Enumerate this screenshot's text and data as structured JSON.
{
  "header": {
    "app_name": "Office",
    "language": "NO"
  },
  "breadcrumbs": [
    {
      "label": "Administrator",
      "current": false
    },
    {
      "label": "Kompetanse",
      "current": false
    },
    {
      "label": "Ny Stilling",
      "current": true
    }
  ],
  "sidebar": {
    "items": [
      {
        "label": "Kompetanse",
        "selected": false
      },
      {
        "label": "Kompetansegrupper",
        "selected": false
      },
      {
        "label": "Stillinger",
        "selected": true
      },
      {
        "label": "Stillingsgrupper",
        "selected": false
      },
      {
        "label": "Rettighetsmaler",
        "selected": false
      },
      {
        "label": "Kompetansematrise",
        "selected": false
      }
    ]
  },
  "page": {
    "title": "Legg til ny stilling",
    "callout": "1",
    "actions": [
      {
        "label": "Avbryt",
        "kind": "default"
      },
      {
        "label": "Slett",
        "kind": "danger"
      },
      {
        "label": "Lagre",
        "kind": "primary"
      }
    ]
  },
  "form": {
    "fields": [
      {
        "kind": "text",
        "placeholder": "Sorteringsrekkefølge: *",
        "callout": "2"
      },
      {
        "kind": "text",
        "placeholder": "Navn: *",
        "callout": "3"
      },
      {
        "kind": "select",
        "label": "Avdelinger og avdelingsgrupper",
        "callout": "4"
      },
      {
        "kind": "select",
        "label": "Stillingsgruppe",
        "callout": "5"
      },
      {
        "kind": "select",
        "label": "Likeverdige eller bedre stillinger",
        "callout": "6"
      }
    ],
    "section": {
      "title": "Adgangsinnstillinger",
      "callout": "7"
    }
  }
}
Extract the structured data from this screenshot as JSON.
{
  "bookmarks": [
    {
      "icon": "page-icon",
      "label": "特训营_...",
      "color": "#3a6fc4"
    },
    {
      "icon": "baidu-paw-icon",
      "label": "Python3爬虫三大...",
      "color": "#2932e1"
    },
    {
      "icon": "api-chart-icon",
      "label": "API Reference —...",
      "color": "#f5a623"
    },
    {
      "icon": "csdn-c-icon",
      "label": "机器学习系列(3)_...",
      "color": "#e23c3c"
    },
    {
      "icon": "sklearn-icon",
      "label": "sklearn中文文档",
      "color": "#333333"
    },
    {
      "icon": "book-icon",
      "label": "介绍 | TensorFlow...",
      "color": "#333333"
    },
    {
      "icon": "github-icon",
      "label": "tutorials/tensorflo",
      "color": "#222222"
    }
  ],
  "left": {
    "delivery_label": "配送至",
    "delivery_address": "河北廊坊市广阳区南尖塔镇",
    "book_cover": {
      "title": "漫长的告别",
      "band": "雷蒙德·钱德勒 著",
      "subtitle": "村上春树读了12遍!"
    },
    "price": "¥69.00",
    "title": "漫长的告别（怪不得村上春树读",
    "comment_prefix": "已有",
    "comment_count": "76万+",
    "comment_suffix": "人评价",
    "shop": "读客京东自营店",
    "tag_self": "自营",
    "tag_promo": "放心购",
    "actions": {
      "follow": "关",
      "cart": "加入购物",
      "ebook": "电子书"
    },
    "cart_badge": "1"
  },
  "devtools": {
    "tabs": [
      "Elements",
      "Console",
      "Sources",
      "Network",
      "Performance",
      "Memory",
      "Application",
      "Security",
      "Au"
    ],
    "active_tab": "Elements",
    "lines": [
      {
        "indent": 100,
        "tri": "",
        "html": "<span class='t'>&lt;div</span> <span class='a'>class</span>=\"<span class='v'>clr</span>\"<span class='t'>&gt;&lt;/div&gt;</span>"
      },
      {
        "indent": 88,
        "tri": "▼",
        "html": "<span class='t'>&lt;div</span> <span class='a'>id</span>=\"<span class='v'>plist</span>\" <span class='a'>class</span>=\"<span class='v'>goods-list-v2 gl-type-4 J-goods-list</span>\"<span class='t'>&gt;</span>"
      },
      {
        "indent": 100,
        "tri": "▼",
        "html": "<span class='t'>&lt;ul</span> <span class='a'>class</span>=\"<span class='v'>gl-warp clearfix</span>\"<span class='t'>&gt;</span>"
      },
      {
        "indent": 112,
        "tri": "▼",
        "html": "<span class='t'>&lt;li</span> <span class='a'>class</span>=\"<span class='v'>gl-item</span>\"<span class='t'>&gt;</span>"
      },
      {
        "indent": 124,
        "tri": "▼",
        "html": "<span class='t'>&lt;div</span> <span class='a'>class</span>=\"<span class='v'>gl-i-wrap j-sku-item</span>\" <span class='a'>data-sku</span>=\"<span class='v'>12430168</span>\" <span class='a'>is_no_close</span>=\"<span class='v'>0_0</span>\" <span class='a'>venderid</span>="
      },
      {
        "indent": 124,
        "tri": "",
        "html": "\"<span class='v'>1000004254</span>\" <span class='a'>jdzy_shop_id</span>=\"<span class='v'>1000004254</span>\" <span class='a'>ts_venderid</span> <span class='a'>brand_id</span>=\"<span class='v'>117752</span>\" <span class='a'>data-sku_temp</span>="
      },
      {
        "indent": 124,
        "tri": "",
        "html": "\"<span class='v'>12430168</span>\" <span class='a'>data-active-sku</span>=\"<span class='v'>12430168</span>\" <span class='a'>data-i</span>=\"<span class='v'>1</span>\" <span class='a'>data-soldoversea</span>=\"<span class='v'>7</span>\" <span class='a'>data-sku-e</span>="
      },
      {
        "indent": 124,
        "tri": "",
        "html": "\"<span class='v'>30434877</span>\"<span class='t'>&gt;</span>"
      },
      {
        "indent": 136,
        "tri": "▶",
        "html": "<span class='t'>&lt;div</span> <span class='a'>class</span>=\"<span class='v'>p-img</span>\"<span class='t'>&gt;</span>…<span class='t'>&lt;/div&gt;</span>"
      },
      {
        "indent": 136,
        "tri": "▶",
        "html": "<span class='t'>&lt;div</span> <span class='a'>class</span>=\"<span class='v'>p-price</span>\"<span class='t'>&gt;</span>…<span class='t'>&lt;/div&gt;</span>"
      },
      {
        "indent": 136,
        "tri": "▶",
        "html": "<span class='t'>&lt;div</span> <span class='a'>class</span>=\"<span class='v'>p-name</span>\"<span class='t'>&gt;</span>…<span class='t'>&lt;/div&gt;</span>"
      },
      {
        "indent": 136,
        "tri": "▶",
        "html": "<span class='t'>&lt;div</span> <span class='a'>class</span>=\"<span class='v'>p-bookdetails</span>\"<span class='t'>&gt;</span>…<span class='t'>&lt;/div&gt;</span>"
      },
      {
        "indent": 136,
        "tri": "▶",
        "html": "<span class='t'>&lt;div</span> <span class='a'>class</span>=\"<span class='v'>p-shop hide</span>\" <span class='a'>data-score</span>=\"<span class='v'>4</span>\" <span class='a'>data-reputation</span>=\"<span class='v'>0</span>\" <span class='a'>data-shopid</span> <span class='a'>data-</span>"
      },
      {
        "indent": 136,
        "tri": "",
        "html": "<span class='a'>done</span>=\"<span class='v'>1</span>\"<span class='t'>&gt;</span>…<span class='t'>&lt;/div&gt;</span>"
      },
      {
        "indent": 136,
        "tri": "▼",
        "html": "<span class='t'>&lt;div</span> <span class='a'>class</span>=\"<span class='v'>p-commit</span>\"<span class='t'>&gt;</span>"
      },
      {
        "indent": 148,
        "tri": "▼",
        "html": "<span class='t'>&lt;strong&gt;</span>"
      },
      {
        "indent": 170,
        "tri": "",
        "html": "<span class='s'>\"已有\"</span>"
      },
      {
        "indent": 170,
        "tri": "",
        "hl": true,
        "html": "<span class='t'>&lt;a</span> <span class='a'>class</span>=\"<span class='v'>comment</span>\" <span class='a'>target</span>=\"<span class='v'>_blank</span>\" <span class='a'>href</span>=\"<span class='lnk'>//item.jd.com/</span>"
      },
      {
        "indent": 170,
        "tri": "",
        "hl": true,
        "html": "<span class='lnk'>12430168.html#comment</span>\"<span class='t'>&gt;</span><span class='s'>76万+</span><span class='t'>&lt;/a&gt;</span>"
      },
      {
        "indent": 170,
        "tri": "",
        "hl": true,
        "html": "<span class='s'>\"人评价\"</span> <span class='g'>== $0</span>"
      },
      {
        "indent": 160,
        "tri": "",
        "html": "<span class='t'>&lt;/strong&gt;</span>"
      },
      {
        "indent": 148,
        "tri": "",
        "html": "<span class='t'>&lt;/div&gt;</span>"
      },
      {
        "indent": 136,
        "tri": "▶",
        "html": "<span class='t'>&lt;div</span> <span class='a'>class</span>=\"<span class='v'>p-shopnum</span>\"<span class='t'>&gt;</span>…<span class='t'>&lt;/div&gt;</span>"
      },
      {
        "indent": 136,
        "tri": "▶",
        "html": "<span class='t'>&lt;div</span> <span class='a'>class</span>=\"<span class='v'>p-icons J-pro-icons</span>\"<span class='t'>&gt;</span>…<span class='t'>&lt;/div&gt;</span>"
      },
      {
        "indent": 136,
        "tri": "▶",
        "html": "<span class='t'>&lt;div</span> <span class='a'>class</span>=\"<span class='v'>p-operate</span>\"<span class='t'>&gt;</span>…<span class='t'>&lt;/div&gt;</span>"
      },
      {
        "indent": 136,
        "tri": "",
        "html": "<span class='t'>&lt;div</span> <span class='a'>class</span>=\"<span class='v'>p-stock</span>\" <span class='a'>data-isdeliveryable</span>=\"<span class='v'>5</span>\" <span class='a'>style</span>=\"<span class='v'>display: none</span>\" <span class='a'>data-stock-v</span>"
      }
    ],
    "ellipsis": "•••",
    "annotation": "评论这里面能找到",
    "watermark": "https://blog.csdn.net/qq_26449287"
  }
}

**Short problem**
Copy every line of the listing that contains the word "screenshot".

**Correct answer**
Enumerate this screenshot's text and data as structured JSON.
Extract the structured data from this screenshot as JSON.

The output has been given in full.